_Written problem:_
Copy every entry precisely.

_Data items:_

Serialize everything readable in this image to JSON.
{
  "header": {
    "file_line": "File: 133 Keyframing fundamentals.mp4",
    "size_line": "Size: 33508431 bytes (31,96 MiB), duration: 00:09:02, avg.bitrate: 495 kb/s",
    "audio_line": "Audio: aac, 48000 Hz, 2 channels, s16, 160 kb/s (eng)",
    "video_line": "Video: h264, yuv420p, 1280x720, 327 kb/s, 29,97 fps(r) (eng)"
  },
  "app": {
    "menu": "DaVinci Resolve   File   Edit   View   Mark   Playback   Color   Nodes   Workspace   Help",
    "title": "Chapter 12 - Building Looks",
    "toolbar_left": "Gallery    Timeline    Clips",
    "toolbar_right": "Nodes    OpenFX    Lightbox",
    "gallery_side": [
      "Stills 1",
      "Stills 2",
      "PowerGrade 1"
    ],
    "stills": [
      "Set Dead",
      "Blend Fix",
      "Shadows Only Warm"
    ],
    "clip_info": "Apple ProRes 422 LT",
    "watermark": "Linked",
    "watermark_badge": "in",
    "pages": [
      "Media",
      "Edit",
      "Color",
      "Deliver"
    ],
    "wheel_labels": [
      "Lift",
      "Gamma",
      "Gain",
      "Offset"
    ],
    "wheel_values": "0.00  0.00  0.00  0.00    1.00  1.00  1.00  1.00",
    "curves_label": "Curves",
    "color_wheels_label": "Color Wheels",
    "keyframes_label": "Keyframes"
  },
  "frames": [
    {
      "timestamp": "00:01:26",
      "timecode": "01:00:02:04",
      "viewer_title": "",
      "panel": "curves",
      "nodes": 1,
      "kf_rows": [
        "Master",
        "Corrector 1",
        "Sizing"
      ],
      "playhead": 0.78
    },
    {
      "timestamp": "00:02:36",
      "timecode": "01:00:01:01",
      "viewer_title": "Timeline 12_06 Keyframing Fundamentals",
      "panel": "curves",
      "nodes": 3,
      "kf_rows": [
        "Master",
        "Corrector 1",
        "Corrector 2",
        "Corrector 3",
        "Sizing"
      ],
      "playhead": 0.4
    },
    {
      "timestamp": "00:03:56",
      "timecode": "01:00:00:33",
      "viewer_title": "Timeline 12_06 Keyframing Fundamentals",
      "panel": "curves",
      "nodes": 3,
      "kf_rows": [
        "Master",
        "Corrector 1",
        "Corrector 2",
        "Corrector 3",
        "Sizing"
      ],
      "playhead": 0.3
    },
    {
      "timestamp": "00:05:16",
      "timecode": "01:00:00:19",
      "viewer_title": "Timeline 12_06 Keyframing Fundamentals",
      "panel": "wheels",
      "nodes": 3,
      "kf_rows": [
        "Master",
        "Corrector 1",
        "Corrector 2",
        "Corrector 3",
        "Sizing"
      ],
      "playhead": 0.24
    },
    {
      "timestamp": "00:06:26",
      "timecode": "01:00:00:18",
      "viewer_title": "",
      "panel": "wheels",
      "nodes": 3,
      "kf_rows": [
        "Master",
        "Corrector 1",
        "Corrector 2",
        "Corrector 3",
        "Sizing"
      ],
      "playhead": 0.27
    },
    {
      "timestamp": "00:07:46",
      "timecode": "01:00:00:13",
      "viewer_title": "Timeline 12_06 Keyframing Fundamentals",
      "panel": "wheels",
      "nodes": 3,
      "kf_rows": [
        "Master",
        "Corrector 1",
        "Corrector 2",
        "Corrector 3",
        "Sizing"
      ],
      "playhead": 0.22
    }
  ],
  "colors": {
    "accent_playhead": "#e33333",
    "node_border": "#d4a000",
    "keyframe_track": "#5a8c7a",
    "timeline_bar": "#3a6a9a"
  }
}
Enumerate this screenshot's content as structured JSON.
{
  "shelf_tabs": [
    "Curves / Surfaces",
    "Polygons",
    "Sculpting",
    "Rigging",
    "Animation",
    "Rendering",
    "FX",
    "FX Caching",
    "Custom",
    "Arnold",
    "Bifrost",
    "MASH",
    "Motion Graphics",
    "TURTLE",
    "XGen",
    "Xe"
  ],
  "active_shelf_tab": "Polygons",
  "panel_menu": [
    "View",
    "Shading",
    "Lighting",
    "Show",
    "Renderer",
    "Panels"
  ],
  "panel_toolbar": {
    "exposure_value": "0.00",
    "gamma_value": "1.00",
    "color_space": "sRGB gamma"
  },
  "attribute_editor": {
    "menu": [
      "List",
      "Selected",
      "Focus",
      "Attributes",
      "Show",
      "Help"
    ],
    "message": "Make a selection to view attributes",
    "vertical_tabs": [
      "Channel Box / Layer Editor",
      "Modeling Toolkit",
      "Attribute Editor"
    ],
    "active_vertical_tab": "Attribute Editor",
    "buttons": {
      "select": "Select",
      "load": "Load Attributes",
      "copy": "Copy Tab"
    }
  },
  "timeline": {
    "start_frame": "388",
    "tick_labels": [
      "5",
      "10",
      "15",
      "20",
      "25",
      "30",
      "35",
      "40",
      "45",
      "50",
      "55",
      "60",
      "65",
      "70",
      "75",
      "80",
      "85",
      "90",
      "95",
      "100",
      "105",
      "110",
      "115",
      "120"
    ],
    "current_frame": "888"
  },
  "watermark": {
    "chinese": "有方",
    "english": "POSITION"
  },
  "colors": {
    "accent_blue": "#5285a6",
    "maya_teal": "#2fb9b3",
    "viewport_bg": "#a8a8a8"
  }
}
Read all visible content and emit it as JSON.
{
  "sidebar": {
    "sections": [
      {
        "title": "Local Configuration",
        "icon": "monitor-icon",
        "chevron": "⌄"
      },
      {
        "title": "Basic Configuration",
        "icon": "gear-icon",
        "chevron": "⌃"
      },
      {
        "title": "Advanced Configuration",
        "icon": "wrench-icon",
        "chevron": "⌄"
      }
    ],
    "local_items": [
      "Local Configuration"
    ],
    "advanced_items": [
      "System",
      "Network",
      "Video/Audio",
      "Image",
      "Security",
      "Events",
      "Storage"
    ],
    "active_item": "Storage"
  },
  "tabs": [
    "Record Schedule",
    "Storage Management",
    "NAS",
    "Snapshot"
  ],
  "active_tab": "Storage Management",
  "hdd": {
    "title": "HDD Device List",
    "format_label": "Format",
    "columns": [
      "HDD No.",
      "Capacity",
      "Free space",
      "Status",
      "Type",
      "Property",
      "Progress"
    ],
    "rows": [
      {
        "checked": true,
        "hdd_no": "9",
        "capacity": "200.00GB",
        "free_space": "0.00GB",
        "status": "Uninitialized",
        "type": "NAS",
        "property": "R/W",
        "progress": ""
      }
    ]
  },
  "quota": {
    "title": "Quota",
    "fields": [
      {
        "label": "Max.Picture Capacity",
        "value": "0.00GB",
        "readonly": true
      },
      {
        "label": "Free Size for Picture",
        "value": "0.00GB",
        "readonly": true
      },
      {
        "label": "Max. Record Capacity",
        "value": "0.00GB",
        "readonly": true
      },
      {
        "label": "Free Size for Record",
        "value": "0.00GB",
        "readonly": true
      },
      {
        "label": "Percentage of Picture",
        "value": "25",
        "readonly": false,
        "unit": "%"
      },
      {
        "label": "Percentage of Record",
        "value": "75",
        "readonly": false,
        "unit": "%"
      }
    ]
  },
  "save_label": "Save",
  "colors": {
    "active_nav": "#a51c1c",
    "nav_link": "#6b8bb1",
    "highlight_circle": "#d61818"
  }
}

_Solution for this problem:_
Serialize everything readable in this image to JSON.
{
  "header": {
    "file_line": "File: 133 Keyframing fundamentals.mp4",
    "size_line": "Size: 33508431 bytes (31,96 MiB), duration: 00:09:02, avg.bitrate: 495 kb/s",
    "audio_line": "Audio: aac, 48000 Hz, 2 channels, s16, 160 kb/s (eng)",
    "video_line": "Video: h264, yuv420p, 1280x720, 327 kb/s, 29,97 fps(r) (eng)"
  },
  "app": {
    "menu": "DaVinci Resolve   File   Edit   View   Mark   Playback   Color   Nodes   Workspace   Help",
    "title": "Chapter 12 - Building Looks",
    "toolbar_left": "Gallery    Timeline    Clips",
    "toolbar_right": "Nodes    OpenFX    Lightbox",
    "gallery_side": [
      "Stills 1",
      "Stills 2",
      "PowerGrade 1"
    ],
    "stills": [
      "Set Dead",
      "Blend Fix",
      "Shadows Only Warm"
    ],
    "clip_info": "Apple ProRes 422 LT",
    "watermark": "Linked",
    "watermark_badge": "in",
    "pages": [
      "Media",
      "Edit",
      "Color",
      "Deliver"
    ],
    "wheel_labels": [
      "Lift",
      "Gamma",
      "Gain",
      "Offset"
    ],
    "wheel_values": "0.00  0.00  0.00  0.00    1.00  1.00  1.00  1.00",
    "curves_label": "Curves",
    "color_wheels_label": "Color Wheels",
    "keyframes_label": "Keyframes"
  },
  "frames": [
    {
      "timestamp": "00:01:26",
      "timecode": "01:00:02:04",
      "viewer_title": "",
      "panel": "curves",
      "nodes": 1,
      "kf_rows": [
        "Master",
        "Corrector 1",
        "Sizing"
      ],
      "playhead": 0.78
    },
    {
      "timestamp": "00:02:36",
      "timecode": "01:00:01:01",
      "viewer_title": "Timeline 12_06 Keyframing Fundamentals",
      "panel": "curves",
      "nodes": 3,
      "kf_rows": [
        "Master",
        "Corrector 1",
        "Corrector 2",
        "Corrector 3",
        "Sizing"
      ],
      "playhead": 0.4
    },
    {
      "timestamp": "00:03:56",
      "timecode": "01:00:00:33",
      "viewer_title": "Timeline 12_06 Keyframing Fundamentals",
      "panel": "curves",
      "nodes": 3,
      "kf_rows": [
        "Master",
        "Corrector 1",
        "Corrector 2",
        "Corrector 3",
        "Sizing"
      ],
      "playhead": 0.3
    },
    {
      "timestamp": "00:05:16",
      "timecode": "01:00:00:19",
      "viewer_title": "Timeline 12_06 Keyframing Fundamentals",
      "panel": "wheels",
      "nodes": 3,
      "kf_rows": [
        "Master",
        "Corrector 1",
        "Corrector 2",
        "Corrector 3",
        "Sizing"
      ],
      "playhead": 0.24
    },
    {
      "timestamp": "00:06:26",
      "timecode": "01:00:00:18",
      "viewer_title": "",
      "panel": "wheels",
      "nodes": 3,
      "kf_rows": [
        "Master",
        "Corrector 1",
        "Corrector 2",
        "Corrector 3",
        "Sizing"
      ],
      "playhead": 0.27
    },
    {
      "timestamp": "00:07:46",
      "timecode": "01:00:00:13",
      "viewer_title": "Timeline 12_06 Keyframing Fundamentals",
      "panel": "wheels",
      "nodes": 3,
      "kf_rows": [
        "Master",
        "Corrector 1",
        "Corrector 2",
        "Corrector 3",
        "Sizing"
      ],
      "playhead": 0.22
    }
  ],
  "colors": {
    "accent_playhead": "#e33333",
    "node_border": "#d4a000",
    "keyframe_track": "#5a8c7a",
    "timeline_bar": "#3a6a9a"
  }
}
Enumerate this screenshot's content as structured JSON.
{
  "shelf_tabs": [
    "Curves / Surfaces",
    "Polygons",
    "Sculpting",
    "Rigging",
    "Animation",
    "Rendering",
    "FX",
    "FX Caching",
    "Custom",
    "Arnold",
    "Bifrost",
    "MASH",
    "Motion Graphics",
    "TURTLE",
    "XGen",
    "Xe"
  ],
  "active_shelf_tab": "Polygons",
  "panel_menu": [
    "View",
    "Shading",
    "Lighting",
    "Show",
    "Renderer",
    "Panels"
  ],
  "panel_toolbar": {
    "exposure_value": "0.00",
    "gamma_value": "1.00",
    "color_space": "sRGB gamma"
  },
  "attribute_editor": {
    "menu": [
      "List",
      "Selected",
      "Focus",
      "Attributes",
      "Show",
      "Help"
    ],
    "message": "Make a selection to view attributes",
    "vertical_tabs": [
      "Channel Box / Layer Editor",
      "Modeling Toolkit",
      "Attribute Editor"
    ],
    "active_vertical_tab": "Attribute Editor",
    "buttons": {
      "select": "Select",
      "load": "Load Attributes",
      "copy": "Copy Tab"
    }
  },
  "timeline": {
    "start_frame": "388",
    "tick_labels": [
      "5",
      "10",
      "15",
      "20",
      "25",
      "30",
      "35",
      "40",
      "45",
      "50",
      "55",
      "60",
      "65",
      "70",
      "75",
      "80",
      "85",
      "90",
      "95",
      "100",
      "105",
      "110",
      "115",
      "120"
    ],
    "current_frame": "888"
  },
  "watermark": {
    "chinese": "有方",
    "english": "POSITION"
  },
  "colors": {
    "accent_blue": "#5285a6",
    "maya_teal": "#2fb9b3",
    "viewport_bg": "#a8a8a8"
  }
}
Read all visible content and emit it as JSON.
{
  "sidebar": {
    "sections": [
      {
        "title": "Local Configuration",
        "icon": "monitor-icon",
        "chevron": "⌄"
      },
      {
        "title": "Basic Configuration",
        "icon": "gear-icon",
        "chevron": "⌃"
      },
      {
        "title": "Advanced Configuration",
        "icon": "wrench-icon",
        "chevron": "⌄"
      }
    ],
    "local_items": [
      "Local Configuration"
    ],
    "advanced_items": [
      "System",
      "Network",
      "Video/Audio",
      "Image",
      "Security",
      "Events",
      "Storage"
    ],
    "active_item": "Storage"
  },
  "tabs": [
    "Record Schedule",
    "Storage Management",
    "NAS",
    "Snapshot"
  ],
  "active_tab": "Storage Management",
  "hdd": {
    "title": "HDD Device List",
    "format_label": "Format",
    "columns": [
      "HDD No.",
      "Capacity",
      "Free space",
      "Status",
      "Type",
      "Property",
      "Progress"
    ],
    "rows": [
      {
        "checked": true,
        "hdd_no": "9",
        "capacity": "200.00GB",
        "free_space": "0.00GB",
        "status": "Uninitialized",
        "type": "NAS",
        "property": "R/W",
        "progress": ""
      }
    ]
  },
  "quota": {
    "title": "Quota",
    "fields": [
      {
        "label": "Max.Picture Capacity",
        "value": "0.00GB",
        "readonly": true
      },
      {
        "label": "Free Size for Picture",
        "value": "0.00GB",
        "readonly": true
      },
      {
        "label": "Max. Record Capacity",
        "value": "0.00GB",
        "readonly": true
      },
      {
        "label": "Free Size for Record",
        "value": "0.00GB",
        "readonly": true
      },
      {
        "label": "Percentage of Picture",
        "value": "25",
        "readonly": false,
        "unit": "%"
      },
      {
        "label": "Percentage of Record",
        "value": "75",
        "readonly": false,
        "unit": "%"
      }
    ]
  },
  "save_label": "Save",
  "colors": {
    "active_nav": "#a51c1c",
    "nav_link": "#6b8bb1",
    "highlight_circle": "#d61818"
  }
}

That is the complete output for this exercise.